RECORDS PROVIDED >>
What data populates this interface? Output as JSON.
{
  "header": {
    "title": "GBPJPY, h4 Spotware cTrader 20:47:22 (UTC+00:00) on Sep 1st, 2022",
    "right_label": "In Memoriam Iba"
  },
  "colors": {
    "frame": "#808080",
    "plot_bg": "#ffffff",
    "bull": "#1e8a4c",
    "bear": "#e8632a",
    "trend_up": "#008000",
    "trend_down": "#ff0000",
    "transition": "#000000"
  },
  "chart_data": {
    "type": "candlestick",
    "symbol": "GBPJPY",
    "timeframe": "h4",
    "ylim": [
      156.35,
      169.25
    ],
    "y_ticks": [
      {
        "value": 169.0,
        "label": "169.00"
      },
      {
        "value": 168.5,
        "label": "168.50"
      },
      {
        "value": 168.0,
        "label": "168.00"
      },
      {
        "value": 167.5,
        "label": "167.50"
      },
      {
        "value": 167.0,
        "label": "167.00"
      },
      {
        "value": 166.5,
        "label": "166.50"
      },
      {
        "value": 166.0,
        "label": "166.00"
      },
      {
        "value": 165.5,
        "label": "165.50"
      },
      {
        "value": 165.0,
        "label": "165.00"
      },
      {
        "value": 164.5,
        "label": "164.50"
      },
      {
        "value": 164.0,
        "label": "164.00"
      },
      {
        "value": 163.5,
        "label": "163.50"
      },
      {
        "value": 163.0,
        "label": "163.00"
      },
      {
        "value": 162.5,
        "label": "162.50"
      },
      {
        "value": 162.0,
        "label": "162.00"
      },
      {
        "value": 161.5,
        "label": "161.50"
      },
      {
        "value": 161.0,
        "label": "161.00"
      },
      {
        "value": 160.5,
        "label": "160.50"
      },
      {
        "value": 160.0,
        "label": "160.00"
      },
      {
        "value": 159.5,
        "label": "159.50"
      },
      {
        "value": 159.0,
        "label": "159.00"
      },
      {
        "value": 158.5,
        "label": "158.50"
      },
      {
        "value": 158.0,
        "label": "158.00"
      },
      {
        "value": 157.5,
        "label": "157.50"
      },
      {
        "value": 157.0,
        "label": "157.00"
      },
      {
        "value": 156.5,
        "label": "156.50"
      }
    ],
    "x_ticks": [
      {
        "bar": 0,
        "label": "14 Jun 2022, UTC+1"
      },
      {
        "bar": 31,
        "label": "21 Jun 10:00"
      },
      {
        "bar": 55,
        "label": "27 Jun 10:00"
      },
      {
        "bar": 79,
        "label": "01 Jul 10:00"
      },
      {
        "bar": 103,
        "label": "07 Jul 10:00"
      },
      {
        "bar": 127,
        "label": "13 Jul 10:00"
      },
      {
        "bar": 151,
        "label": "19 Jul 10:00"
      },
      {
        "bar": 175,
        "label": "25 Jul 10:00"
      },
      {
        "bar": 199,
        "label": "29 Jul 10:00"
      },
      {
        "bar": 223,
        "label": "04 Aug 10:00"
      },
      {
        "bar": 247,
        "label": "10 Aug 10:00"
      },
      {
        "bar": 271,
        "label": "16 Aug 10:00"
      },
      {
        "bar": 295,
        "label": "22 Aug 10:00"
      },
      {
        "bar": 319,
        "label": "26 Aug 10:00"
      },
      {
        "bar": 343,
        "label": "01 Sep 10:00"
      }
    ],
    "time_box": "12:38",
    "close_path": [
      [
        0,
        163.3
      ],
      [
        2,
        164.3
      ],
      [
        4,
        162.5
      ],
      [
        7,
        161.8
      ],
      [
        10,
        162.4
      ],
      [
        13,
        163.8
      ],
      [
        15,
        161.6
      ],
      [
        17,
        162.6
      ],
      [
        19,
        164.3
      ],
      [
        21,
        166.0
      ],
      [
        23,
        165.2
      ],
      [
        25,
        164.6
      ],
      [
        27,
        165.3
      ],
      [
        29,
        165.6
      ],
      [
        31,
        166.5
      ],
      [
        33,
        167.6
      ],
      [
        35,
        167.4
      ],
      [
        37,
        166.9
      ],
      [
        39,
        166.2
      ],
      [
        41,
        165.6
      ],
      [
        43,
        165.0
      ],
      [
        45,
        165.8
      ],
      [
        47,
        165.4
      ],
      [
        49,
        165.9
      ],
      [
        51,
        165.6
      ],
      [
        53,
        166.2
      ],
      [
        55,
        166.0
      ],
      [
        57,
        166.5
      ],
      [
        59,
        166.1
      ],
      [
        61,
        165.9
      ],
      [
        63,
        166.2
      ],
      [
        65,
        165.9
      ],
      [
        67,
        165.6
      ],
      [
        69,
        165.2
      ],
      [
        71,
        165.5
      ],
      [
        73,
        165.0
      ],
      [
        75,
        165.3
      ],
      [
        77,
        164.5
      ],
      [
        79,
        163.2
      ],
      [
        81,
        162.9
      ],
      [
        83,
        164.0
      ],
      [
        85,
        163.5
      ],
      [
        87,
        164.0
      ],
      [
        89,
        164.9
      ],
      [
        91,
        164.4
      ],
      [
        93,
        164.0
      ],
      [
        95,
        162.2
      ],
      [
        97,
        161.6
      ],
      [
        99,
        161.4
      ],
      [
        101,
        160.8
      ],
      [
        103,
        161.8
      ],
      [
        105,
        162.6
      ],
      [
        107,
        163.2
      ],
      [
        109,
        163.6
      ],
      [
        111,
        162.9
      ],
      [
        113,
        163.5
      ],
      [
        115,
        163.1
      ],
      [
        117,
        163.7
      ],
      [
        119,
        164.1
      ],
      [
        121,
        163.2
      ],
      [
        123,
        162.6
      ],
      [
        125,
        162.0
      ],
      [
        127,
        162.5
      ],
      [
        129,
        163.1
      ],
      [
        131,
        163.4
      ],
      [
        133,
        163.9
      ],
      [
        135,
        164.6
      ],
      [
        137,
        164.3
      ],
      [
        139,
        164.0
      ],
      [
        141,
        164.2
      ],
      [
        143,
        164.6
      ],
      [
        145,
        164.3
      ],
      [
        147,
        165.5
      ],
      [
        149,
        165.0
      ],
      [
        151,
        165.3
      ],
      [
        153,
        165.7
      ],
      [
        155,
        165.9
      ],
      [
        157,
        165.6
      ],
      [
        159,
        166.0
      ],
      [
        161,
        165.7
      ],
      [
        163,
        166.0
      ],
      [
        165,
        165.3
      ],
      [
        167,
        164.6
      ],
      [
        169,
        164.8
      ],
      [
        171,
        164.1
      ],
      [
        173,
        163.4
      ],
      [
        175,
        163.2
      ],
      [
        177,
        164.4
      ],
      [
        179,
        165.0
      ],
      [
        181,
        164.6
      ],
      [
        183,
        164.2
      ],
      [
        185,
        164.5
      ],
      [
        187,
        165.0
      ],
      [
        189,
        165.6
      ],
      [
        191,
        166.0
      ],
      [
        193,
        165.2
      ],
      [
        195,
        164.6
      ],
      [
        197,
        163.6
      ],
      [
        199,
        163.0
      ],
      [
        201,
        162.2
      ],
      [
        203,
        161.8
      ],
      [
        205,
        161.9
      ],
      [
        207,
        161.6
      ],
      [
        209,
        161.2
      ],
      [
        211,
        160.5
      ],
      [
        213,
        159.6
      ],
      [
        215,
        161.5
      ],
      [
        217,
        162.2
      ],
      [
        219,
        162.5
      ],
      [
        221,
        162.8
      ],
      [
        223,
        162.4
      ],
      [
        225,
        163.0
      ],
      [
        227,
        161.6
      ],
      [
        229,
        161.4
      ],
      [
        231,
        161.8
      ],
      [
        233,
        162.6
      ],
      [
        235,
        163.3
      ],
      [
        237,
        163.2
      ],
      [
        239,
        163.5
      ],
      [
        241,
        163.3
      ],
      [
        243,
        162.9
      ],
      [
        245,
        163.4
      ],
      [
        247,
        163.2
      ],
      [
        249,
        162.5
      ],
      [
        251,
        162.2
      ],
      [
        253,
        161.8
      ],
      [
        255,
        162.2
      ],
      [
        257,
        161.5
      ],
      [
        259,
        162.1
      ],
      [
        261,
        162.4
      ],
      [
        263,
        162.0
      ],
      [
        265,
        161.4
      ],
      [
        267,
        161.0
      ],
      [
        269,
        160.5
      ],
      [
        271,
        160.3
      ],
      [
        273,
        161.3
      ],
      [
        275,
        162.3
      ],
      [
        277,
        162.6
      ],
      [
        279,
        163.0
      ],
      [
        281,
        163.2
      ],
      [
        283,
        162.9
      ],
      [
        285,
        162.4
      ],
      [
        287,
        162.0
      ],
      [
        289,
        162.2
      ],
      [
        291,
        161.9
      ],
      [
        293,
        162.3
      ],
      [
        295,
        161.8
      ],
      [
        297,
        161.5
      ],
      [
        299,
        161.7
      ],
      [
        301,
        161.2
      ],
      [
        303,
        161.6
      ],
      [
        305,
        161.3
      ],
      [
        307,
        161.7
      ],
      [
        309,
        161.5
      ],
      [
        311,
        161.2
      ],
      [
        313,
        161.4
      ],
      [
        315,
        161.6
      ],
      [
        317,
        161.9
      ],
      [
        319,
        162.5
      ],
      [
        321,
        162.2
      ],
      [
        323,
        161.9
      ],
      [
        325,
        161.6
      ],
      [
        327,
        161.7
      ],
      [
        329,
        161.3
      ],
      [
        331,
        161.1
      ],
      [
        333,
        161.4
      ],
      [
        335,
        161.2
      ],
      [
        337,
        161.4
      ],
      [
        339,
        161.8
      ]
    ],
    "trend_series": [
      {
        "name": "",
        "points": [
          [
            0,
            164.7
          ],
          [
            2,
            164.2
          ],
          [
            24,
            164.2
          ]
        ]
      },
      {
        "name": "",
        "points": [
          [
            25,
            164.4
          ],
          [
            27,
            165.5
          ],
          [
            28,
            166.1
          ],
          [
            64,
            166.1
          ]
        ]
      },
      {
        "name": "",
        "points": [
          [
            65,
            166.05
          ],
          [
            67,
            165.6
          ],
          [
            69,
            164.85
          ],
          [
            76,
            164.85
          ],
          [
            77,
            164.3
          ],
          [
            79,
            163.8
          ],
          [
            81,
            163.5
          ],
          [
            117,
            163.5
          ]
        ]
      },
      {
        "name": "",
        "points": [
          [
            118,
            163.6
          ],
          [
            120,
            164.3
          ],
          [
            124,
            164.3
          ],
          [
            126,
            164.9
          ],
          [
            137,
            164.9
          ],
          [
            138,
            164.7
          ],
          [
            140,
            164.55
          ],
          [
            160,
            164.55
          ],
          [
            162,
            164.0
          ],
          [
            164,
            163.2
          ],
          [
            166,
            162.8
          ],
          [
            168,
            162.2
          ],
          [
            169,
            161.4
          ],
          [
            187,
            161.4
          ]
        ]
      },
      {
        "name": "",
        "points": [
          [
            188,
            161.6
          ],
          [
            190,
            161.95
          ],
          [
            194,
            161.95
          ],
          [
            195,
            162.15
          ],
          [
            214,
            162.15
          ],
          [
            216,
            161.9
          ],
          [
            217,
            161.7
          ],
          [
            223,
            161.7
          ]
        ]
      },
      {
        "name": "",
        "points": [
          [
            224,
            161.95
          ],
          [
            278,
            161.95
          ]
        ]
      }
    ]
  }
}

AIM OF THE TASK >>
Select the lines that carry the string "GBPJPY" and copy them.

REPLY >>
    "title": "GBPJPY, h4 Spotware cTrader 20:47:22 (UTC+00:00) on Sep 1st, 2022",
    "symbol": "GBPJPY",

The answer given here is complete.